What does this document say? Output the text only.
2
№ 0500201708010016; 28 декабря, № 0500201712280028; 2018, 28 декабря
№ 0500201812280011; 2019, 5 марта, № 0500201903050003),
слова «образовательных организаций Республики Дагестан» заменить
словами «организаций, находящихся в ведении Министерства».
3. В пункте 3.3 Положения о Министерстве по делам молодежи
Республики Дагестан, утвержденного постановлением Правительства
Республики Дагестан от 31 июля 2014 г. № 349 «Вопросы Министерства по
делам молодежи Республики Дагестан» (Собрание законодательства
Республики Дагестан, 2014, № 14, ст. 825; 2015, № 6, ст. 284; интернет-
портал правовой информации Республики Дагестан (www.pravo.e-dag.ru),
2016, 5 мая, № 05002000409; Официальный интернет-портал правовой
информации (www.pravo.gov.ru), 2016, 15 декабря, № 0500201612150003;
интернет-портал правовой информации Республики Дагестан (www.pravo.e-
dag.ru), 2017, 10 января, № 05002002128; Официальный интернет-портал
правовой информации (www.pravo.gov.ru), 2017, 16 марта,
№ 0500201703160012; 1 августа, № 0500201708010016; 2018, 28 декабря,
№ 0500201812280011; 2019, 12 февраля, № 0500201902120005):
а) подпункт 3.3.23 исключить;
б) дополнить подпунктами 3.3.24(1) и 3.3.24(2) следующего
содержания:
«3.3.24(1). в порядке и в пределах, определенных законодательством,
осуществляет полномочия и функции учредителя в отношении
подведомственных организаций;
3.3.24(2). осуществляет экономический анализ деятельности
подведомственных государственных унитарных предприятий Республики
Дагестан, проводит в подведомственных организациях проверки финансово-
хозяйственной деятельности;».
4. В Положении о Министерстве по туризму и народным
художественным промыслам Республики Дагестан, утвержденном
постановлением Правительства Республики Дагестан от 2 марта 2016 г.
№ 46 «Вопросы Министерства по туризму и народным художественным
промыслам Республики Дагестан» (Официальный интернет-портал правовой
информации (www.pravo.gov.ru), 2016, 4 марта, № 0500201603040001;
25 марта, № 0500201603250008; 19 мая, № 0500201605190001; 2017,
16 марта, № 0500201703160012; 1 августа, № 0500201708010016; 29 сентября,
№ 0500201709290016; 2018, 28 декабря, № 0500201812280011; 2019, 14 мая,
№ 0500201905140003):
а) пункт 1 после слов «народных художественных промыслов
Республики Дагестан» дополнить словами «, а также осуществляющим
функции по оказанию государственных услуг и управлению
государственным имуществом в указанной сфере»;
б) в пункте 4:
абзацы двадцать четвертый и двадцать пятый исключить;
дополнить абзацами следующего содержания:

STATED GOAL:
Provide all the records again, word for word.

REPLY TO THE EXERCISE:
What does this document say? Output the text only.
2
№ 0500201708010016; 28 декабря, № 0500201712280028; 2018, 28 декабря
№ 0500201812280011; 2019, 5 марта, № 0500201903050003),
слова «образовательных организаций Республики Дагестан» заменить
словами «организаций, находящихся в ведении Министерства».
3. В пункте 3.3 Положения о Министерстве по делам молодежи
Республики Дагестан, утвержденного постановлением Правительства
Республики Дагестан от 31 июля 2014 г. № 349 «Вопросы Министерства по
делам молодежи Республики Дагестан» (Собрание законодательства
Республики Дагестан, 2014, № 14, ст. 825; 2015, № 6, ст. 284; интернет-
портал правовой информации Республики Дагестан (www.pravo.e-dag.ru),
2016, 5 мая, № 05002000409; Официальный интернет-портал правовой
информации (www.pravo.gov.ru), 2016, 15 декабря, № 0500201612150003;
интернет-портал правовой информации Республики Дагестан (www.pravo.e-
dag.ru), 2017, 10 января, № 05002002128; Официальный интернет-портал
правовой информации (www.pravo.gov.ru), 2017, 16 марта,
№ 0500201703160012; 1 августа, № 0500201708010016; 2018, 28 декабря,
№ 0500201812280011; 2019, 12 февраля, № 0500201902120005):
а) подпункт 3.3.23 исключить;
б) дополнить подпунктами 3.3.24(1) и 3.3.24(2) следующего
содержания:
«3.3.24(1). в порядке и в пределах, определенных законодательством,
осуществляет полномочия и функции учредителя в отношении
подведомственных организаций;
3.3.24(2). осуществляет экономический анализ деятельности
подведомственных государственных унитарных предприятий Республики
Дагестан, проводит в подведомственных организациях проверки финансово-
хозяйственной деятельности;».
4. В Положении о Министерстве по туризму и народным
художественным промыслам Республики Дагестан, утвержденном
постановлением Правительства Республики Дагестан от 2 марта 2016 г.
№ 46 «Вопросы Министерства по туризму и народным художественным
промыслам Республики Дагестан» (Официальный интернет-портал правовой
информации (www.pravo.gov.ru), 2016, 4 марта, № 0500201603040001;
25 марта, № 0500201603250008; 19 мая, № 0500201605190001; 2017,
16 марта, № 0500201703160012; 1 августа, № 0500201708010016; 29 сентября,
№ 0500201709290016; 2018, 28 декабря, № 0500201812280011; 2019, 14 мая,
№ 0500201905140003):
а) пункт 1 после слов «народных художественных промыслов
Республики Дагестан» дополнить словами «, а также осуществляющим
функции по оказанию государственных услуг и управлению
государственным имуществом в указанной сфере»;
б) в пункте 4:
абзацы двадцать четвертый и двадцать пятый исключить;
дополнить абзацами следующего содержания:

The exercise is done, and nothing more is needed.